» **WRITTEN REQUEST**
Leave out the pictures and copy every record exactly.

» **RECORDS SUPPLIED**

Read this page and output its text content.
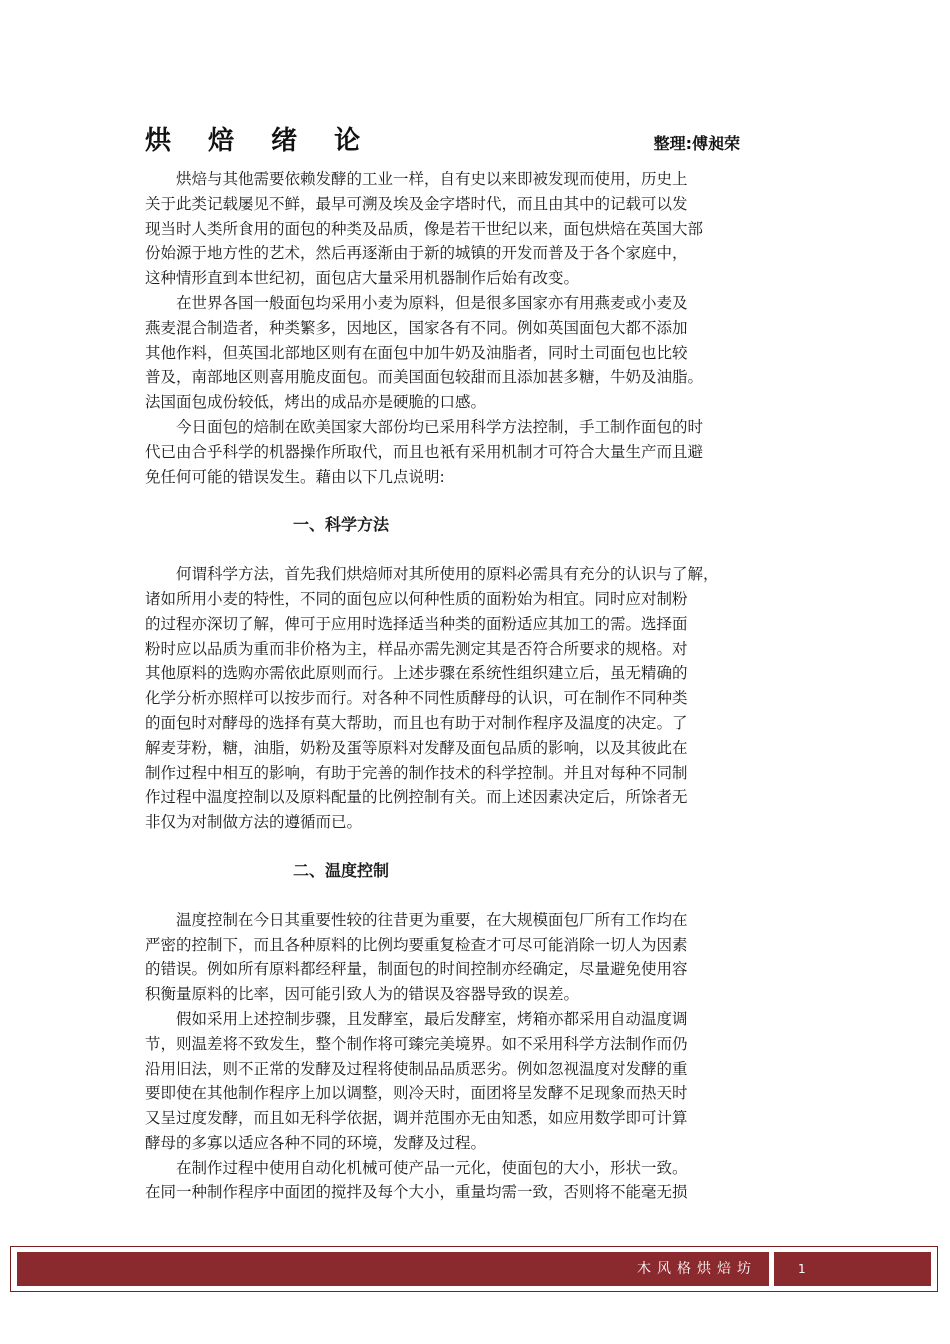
烘 焙 绪 论	整理:傅昶荣

烘焙与其他需要依赖发酵的工业一样，自有史以来即被发现而使用，历史上
关于此类记载屡见不鲜，最早可溯及埃及金字塔时代，而且由其中的记载可以发
现当时人类所食用的面包的种类及品质，像是若干世纪以来，面包烘焙在英国大部
份始源于地方性的艺术，然后再逐渐由于新的城镇的开发而普及于各个家庭中，
这种情形直到本世纪初，面包店大量采用机器制作后始有改变。

在世界各国一般面包均采用小麦为原料，但是很多国家亦有用燕麦或小麦及
燕麦混合制造者，种类繁多，因地区，国家各有不同。例如英国面包大都不添加
其他作料，但英国北部地区则有在面包中加牛奶及油脂者，同时土司面包也比较
普及，南部地区则喜用脆皮面包。而美国面包较甜而且添加甚多糖，牛奶及油脂。
法国面包成份较低，烤出的成品亦是硬脆的口感。

今日面包的焙制在欧美国家大部份均已采用科学方法控制，手工制作面包的时
代已由合乎科学的机器操作所取代，而且也衹有采用机制才可符合大量生产而且避
免任何可能的错误发生。藉由以下几点说明:

一、科学方法

何谓科学方法，首先我们烘焙师对其所使用的原料必需具有充分的认识与了解，
诸如所用小麦的特性，不同的面包应以何种性质的面粉始为相宜。同时应对制粉
的过程亦深切了解，俾可于应用时选择适当种类的面粉适应其加工的需。选择面
粉时应以品质为重而非价格为主，样品亦需先测定其是否符合所要求的规格。对
其他原料的选购亦需依此原则而行。上述步骤在系统性组织建立后，虽无精确的
化学分析亦照样可以按步而行。对各种不同性质酵母的认识，可在制作不同种类
的面包时对酵母的选择有莫大帮助，而且也有助于对制作程序及温度的决定。了
解麦芽粉，糖，油脂，奶粉及蛋等原料对发酵及面包品质的影响，以及其彼此在
制作过程中相互的影响，有助于完善的制作技术的科学控制。并且对每种不同制
作过程中温度控制以及原料配量的比例控制有关。而上述因素决定后，所馀者无
非仅为对制做方法的遵循而已。

二、温度控制

温度控制在今日其重要性较的往昔更为重要，在大规模面包厂所有工作均在
严密的控制下，而且各种原料的比例均要重复检查才可尽可能消除一切人为因素
的错误。例如所有原料都经秤量，制面包的时间控制亦经确定，尽量避免使用容
积衡量原料的比率，因可能引致人为的错误及容器导致的误差。

假如采用上述控制步骤，且发酵室，最后发酵室，烤箱亦都采用自动温度调
节，则温差将不致发生，整个制作将可臻完美境界。如不采用科学方法制作而仍
沿用旧法，则不正常的发酵及过程将使制品品质恶劣。例如忽视温度对发酵的重
要即使在其他制作程序上加以调整，则冷天时，面团将呈发酵不足现象而热天时
又呈过度发酵，而且如无科学依据，调并范围亦无由知悉，如应用数学即可计算
酵母的多寡以适应各种不同的环境，发酵及过程。

在制作过程中使用自动化机械可使产品一元化，使面包的大小，形状一致。
在同一种制作程序中面团的搅拌及每个大小，重量均需一致，否则将不能毫无损

木风格烘焙坊	1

» **RESPONSE TO THIS EXERCISE**
Read this page and output its text content.
烘 焙 绪 论	整理:傅昶荣

烘焙与其他需要依赖发酵的工业一样，自有史以来即被发现而使用，历史上
关于此类记载屡见不鲜，最早可溯及埃及金字塔时代，而且由其中的记载可以发
现当时人类所食用的面包的种类及品质，像是若干世纪以来，面包烘焙在英国大部
份始源于地方性的艺术，然后再逐渐由于新的城镇的开发而普及于各个家庭中，
这种情形直到本世纪初，面包店大量采用机器制作后始有改变。

在世界各国一般面包均采用小麦为原料，但是很多国家亦有用燕麦或小麦及
燕麦混合制造者，种类繁多，因地区，国家各有不同。例如英国面包大都不添加
其他作料，但英国北部地区则有在面包中加牛奶及油脂者，同时土司面包也比较
普及，南部地区则喜用脆皮面包。而美国面包较甜而且添加甚多糖，牛奶及油脂。
法国面包成份较低，烤出的成品亦是硬脆的口感。

今日面包的焙制在欧美国家大部份均已采用科学方法控制，手工制作面包的时
代已由合乎科学的机器操作所取代，而且也衹有采用机制才可符合大量生产而且避
免任何可能的错误发生。藉由以下几点说明:

一、科学方法

何谓科学方法，首先我们烘焙师对其所使用的原料必需具有充分的认识与了解，
诸如所用小麦的特性，不同的面包应以何种性质的面粉始为相宜。同时应对制粉
的过程亦深切了解，俾可于应用时选择适当种类的面粉适应其加工的需。选择面
粉时应以品质为重而非价格为主，样品亦需先测定其是否符合所要求的规格。对
其他原料的选购亦需依此原则而行。上述步骤在系统性组织建立后，虽无精确的
化学分析亦照样可以按步而行。对各种不同性质酵母的认识，可在制作不同种类
的面包时对酵母的选择有莫大帮助，而且也有助于对制作程序及温度的决定。了
解麦芽粉，糖，油脂，奶粉及蛋等原料对发酵及面包品质的影响，以及其彼此在
制作过程中相互的影响，有助于完善的制作技术的科学控制。并且对每种不同制
作过程中温度控制以及原料配量的比例控制有关。而上述因素决定后，所馀者无
非仅为对制做方法的遵循而已。

二、温度控制

温度控制在今日其重要性较的往昔更为重要，在大规模面包厂所有工作均在
严密的控制下，而且各种原料的比例均要重复检查才可尽可能消除一切人为因素
的错误。例如所有原料都经秤量，制面包的时间控制亦经确定，尽量避免使用容
积衡量原料的比率，因可能引致人为的错误及容器导致的误差。

假如采用上述控制步骤，且发酵室，最后发酵室，烤箱亦都采用自动温度调
节，则温差将不致发生，整个制作将可臻完美境界。如不采用科学方法制作而仍
沿用旧法，则不正常的发酵及过程将使制品品质恶劣。例如忽视温度对发酵的重
要即使在其他制作程序上加以调整，则冷天时，面团将呈发酵不足现象而热天时
又呈过度发酵，而且如无科学依据，调并范围亦无由知悉，如应用数学即可计算
酵母的多寡以适应各种不同的环境，发酵及过程。

在制作过程中使用自动化机械可使产品一元化，使面包的大小，形状一致。
在同一种制作程序中面团的搅拌及每个大小，重量均需一致，否则将不能毫无损

木风格烘焙坊	1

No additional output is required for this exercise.